##### Data for the task

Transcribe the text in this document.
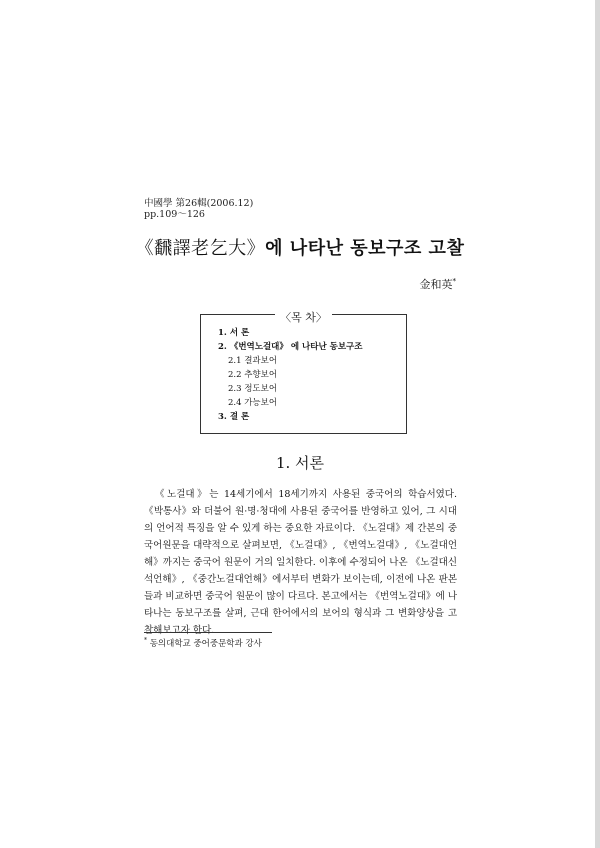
中國學 第26輯(2006.12)
pp.109～126
《飜譯老乞大》에 나타난 동보구조 고찰
金和英*
〈목 차〉
1. 서 론
2. 《번역노걸대》 에 나타난 동보구조
2.1 결과보어
2.2 추향보어
2.3 정도보어
2.4 가능보어
3. 결 론
1. 서론

《노걸대》는 14세기에서 18세기까지 사용된 중국어의 학습서였다. 《박통사》와 더불어 원·명·청대에 사용된 중국어를 반영하고 있어, 그 시대의 언어적 특징을 알 수 있게 하는 중요한 자료이다. 《노걸대》제 간본의 중국어원문을 대략적으로 살펴보면, 《노걸대》, 《번역노걸대》, 《노걸대언해》까지는 중국어 원문이 거의 일치한다. 이후에 수정되어 나온 《노걸대신석언해》, 《중간노걸대언해》에서부터 변화가 보이는데, 이전에 나온 판본들과 비교하면 중국어 원문이 많이 다르다. 본고에서는 《번역노걸대》에 나타나는 동보구조를 살펴, 근대 한어에서의 보어의 형식과 그 변화양상을 고찰해보고자 한다.

* 동의대학교 중어중문학과 강사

##########

Task brief – Every record above should be written out again without change, except that the pictures are left out.

Result for this exercise –
Transcribe the text in this document.
中國學 第26輯(2006.12)
pp.109～126
《飜譯老乞大》에 나타난 동보구조 고찰
金和英*
〈목 차〉
1. 서 론
2. 《번역노걸대》 에 나타난 동보구조
2.1 결과보어
2.2 추향보어
2.3 정도보어
2.4 가능보어
3. 결 론
1. 서론

《노걸대》는 14세기에서 18세기까지 사용된 중국어의 학습서였다. 《박통사》와 더불어 원·명·청대에 사용된 중국어를 반영하고 있어, 그 시대의 언어적 특징을 알 수 있게 하는 중요한 자료이다. 《노걸대》제 간본의 중국어원문을 대략적으로 살펴보면, 《노걸대》, 《번역노걸대》, 《노걸대언해》까지는 중국어 원문이 거의 일치한다. 이후에 수정되어 나온 《노걸대신석언해》, 《중간노걸대언해》에서부터 변화가 보이는데, 이전에 나온 판본들과 비교하면 중국어 원문이 많이 다르다. 본고에서는 《번역노걸대》에 나타나는 동보구조를 살펴, 근대 한어에서의 보어의 형식과 그 변화양상을 고찰해보고자 한다.

* 동의대학교 중어중문학과 강사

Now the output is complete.